§ Records for the task:
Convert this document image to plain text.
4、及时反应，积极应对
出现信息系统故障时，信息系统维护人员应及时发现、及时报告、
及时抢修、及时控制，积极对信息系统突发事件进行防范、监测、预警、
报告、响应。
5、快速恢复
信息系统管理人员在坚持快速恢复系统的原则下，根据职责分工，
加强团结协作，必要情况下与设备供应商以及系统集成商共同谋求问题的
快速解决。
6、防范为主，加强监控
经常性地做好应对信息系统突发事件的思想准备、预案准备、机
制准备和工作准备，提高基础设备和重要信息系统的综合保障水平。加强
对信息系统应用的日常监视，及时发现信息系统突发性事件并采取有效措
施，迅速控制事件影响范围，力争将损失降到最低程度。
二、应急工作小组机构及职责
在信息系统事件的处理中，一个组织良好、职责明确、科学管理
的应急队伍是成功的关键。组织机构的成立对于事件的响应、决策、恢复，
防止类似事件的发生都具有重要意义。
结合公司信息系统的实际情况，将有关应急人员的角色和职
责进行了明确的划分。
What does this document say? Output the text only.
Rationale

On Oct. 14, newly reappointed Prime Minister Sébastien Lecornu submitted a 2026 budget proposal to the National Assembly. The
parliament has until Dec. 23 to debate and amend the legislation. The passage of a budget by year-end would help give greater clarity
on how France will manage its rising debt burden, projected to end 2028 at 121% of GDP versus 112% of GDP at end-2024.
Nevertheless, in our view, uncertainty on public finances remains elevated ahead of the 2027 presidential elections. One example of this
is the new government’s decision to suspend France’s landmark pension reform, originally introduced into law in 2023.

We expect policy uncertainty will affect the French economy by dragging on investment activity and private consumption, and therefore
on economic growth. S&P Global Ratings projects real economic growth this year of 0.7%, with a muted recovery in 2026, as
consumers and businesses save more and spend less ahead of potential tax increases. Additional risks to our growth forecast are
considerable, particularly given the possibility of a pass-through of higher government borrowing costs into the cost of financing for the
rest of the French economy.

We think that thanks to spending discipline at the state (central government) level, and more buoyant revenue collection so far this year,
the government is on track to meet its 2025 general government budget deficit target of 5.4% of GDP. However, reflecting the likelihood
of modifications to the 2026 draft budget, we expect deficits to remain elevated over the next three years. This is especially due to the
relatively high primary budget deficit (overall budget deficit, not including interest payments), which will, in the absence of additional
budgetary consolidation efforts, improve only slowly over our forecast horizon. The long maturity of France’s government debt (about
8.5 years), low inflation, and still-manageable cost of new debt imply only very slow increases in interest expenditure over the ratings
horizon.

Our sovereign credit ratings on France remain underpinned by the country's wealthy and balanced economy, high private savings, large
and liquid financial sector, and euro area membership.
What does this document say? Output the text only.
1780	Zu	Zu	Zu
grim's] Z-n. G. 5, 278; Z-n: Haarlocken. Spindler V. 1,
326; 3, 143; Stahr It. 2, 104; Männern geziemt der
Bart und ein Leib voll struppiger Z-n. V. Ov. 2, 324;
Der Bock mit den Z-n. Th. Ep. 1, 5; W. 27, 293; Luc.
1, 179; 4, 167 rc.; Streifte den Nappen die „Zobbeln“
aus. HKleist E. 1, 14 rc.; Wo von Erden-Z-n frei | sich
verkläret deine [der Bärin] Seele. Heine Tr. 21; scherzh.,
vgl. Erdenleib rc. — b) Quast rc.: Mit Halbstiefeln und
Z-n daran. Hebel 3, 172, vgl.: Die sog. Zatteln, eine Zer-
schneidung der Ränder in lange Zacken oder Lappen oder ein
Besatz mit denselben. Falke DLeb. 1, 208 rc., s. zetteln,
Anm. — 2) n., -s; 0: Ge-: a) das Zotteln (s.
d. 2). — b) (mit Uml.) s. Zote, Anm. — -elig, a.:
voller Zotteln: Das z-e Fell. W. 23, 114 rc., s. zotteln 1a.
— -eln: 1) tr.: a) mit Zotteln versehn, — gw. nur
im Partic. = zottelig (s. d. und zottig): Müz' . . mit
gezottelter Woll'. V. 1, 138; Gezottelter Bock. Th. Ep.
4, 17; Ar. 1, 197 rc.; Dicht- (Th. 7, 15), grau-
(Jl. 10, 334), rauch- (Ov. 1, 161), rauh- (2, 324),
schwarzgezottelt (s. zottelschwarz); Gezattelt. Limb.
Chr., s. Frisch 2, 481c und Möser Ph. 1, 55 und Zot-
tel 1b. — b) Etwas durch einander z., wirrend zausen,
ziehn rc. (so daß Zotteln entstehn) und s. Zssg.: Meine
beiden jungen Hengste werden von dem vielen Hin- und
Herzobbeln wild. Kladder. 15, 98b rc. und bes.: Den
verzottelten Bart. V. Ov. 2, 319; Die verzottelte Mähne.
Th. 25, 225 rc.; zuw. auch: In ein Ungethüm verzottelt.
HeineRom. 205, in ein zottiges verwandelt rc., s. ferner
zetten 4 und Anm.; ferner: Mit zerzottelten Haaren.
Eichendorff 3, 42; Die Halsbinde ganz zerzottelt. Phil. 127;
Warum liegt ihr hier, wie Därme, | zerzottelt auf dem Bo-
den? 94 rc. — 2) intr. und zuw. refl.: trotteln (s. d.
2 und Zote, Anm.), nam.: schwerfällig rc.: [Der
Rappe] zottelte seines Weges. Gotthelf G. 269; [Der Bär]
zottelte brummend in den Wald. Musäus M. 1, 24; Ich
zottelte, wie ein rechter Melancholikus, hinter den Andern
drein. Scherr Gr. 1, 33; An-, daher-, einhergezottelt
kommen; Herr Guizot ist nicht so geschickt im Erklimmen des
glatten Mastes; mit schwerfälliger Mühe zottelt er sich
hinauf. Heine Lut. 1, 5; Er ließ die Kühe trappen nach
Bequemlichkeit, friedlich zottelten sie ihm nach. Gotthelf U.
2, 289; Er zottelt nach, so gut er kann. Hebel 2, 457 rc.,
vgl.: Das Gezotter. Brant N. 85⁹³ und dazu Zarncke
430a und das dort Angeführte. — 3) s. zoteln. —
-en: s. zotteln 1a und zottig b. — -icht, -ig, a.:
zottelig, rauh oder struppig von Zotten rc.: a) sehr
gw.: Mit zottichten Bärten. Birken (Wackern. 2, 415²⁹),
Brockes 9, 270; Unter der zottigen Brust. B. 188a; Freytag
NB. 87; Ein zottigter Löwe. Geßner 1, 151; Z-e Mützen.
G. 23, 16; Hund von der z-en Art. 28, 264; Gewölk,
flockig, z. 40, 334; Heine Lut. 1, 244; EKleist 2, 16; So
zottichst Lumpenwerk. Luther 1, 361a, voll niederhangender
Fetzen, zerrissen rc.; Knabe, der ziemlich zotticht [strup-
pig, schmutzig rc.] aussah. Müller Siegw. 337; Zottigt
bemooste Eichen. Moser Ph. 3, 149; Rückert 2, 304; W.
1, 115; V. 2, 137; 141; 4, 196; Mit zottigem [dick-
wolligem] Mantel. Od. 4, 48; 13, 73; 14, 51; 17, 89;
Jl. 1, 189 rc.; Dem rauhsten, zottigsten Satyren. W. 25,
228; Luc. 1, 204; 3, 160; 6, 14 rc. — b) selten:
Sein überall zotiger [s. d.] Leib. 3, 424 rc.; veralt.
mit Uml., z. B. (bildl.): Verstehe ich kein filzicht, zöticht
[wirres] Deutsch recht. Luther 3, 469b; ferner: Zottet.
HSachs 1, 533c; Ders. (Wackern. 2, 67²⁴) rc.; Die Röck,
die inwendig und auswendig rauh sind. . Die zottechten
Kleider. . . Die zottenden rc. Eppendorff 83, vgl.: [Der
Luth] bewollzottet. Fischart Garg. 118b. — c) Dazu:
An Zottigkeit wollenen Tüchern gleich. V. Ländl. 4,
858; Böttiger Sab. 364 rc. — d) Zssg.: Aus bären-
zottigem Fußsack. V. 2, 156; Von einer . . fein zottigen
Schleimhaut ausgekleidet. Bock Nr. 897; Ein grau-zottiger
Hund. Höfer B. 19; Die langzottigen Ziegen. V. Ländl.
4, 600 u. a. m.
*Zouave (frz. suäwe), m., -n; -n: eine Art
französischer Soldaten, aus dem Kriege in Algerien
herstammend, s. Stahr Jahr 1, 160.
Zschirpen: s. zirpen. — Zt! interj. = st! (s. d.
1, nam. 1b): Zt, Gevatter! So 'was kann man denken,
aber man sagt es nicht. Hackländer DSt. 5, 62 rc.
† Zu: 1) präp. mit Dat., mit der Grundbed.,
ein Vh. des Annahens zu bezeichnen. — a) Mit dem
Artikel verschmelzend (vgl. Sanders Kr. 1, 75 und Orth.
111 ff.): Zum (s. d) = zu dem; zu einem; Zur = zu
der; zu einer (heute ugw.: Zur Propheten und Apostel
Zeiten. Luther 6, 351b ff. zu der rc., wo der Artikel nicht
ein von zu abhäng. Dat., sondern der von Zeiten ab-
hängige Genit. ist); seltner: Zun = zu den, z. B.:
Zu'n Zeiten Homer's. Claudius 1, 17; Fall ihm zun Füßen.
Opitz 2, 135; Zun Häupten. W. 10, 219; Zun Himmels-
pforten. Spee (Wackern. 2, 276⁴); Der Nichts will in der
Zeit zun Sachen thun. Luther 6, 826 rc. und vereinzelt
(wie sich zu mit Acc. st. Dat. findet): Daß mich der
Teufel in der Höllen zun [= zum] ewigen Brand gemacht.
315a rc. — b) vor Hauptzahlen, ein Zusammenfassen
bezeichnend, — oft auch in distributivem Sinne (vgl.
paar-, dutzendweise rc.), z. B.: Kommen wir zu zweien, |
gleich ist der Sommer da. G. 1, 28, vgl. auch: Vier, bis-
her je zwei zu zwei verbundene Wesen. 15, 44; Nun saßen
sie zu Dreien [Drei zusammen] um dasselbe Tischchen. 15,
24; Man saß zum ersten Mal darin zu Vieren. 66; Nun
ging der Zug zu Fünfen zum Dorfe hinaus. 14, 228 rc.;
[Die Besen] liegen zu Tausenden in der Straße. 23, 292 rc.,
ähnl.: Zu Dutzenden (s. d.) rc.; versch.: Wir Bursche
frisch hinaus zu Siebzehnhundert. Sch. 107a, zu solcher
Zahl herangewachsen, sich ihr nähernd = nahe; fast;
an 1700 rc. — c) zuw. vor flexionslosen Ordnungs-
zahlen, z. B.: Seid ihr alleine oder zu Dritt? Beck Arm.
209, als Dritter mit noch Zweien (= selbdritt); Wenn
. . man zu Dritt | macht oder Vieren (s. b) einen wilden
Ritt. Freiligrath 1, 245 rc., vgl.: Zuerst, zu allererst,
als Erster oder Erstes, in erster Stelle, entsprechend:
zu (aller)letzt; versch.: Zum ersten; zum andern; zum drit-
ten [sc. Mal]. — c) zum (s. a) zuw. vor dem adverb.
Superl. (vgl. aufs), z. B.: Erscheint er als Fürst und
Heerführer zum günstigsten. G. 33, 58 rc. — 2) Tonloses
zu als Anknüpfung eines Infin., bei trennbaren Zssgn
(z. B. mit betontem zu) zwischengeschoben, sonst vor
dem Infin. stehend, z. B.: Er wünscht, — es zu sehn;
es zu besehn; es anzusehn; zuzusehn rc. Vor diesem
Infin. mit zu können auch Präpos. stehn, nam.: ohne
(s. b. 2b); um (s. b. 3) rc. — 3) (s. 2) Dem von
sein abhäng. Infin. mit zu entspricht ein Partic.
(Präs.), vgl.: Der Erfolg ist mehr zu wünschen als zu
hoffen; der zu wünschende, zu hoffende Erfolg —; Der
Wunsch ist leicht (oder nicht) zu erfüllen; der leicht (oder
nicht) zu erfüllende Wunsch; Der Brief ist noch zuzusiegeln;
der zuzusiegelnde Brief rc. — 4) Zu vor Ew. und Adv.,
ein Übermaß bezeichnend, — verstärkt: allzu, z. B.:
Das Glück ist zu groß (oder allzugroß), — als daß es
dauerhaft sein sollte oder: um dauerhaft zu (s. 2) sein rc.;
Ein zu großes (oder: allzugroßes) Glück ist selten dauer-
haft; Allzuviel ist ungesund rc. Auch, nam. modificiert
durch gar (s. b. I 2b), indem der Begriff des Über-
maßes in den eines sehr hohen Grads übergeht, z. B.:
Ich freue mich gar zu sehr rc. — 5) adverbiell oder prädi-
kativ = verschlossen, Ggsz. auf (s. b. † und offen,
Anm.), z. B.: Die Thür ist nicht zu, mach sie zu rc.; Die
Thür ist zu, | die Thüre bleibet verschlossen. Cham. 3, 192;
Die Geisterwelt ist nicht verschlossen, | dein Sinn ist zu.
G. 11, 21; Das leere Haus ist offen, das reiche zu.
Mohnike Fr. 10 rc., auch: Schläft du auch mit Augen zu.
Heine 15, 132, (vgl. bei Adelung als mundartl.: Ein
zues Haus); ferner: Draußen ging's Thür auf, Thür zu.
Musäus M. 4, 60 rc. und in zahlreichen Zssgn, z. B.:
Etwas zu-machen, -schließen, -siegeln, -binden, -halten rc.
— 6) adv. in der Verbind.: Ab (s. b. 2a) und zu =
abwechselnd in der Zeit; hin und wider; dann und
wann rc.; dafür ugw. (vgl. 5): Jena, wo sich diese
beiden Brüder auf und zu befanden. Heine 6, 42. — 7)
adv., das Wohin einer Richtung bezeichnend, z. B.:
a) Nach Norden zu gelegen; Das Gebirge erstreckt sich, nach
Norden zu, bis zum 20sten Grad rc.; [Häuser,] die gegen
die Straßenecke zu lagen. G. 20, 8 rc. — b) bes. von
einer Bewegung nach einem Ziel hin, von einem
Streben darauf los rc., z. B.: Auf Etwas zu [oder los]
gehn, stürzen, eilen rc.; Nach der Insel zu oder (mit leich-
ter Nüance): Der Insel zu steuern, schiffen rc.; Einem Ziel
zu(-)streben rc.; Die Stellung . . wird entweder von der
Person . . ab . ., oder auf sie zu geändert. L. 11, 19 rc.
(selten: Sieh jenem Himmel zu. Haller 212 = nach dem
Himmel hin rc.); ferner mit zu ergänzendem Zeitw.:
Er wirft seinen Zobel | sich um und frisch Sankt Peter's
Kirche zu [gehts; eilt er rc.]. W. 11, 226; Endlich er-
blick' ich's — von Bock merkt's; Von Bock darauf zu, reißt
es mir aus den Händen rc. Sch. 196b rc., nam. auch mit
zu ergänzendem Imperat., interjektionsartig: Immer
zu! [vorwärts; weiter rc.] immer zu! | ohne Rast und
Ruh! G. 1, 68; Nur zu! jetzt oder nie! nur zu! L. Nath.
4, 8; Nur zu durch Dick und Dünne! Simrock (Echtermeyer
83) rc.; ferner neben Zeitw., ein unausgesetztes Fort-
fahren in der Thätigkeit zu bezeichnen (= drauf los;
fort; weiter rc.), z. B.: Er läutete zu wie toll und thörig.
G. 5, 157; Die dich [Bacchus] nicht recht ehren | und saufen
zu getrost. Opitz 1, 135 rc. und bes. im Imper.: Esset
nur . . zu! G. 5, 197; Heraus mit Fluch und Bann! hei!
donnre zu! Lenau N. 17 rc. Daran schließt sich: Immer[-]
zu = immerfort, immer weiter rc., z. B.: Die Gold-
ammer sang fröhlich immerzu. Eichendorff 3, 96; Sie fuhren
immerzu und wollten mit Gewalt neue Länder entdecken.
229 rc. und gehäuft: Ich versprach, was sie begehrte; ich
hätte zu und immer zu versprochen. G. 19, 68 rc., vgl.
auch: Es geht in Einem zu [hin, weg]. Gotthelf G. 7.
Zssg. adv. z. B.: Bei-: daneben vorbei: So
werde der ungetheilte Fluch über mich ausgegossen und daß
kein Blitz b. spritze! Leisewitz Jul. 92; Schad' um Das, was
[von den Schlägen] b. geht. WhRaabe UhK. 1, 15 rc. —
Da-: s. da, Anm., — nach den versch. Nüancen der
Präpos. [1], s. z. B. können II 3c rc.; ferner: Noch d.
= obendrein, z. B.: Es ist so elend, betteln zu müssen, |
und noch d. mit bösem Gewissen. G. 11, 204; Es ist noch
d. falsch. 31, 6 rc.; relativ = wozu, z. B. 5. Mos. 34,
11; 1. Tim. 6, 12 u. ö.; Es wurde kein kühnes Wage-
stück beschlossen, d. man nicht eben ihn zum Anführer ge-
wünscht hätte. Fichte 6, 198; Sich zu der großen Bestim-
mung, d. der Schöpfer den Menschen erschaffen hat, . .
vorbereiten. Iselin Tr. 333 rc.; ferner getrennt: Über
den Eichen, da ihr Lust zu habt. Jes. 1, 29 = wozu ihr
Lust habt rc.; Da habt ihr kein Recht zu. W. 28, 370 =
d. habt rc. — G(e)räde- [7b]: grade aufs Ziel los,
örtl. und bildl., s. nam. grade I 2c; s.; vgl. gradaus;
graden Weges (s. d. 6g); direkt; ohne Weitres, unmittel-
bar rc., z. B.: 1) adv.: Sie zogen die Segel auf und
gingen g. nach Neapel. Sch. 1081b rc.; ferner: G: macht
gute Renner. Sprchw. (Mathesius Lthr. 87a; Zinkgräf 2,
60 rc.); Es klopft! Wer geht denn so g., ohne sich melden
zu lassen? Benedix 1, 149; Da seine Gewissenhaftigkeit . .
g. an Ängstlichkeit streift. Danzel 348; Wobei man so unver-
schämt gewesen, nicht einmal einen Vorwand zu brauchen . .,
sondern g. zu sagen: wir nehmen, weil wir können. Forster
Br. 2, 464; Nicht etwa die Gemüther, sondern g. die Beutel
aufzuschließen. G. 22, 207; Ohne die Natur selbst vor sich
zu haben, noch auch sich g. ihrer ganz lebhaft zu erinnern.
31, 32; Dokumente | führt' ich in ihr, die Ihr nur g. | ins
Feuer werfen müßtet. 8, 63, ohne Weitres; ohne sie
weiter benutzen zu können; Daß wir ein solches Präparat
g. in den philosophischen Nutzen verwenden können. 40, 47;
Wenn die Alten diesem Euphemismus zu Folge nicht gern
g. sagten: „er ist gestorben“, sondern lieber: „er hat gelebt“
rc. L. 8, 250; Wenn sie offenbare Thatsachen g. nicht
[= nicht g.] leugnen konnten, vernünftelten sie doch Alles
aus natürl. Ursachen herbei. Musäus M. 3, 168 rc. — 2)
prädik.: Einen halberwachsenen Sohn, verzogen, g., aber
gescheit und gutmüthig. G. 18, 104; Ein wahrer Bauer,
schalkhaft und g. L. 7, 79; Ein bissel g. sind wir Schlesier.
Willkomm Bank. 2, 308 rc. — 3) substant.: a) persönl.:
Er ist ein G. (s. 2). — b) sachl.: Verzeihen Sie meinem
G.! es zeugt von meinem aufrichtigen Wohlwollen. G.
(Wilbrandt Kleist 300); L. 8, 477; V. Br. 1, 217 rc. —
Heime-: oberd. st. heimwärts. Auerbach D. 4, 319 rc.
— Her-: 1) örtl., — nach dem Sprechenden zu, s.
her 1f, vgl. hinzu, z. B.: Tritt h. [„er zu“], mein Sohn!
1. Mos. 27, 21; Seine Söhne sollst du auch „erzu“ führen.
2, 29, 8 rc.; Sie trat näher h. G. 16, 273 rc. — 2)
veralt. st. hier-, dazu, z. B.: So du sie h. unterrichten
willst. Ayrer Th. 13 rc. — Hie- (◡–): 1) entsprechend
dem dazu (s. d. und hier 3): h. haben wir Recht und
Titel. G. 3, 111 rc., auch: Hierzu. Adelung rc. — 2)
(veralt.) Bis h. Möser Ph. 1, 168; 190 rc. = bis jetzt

§ Aim: Tally up the lines in the preceding listing that contain the string "Lust". Respond with the number and nothing else.

§ Written solution: 2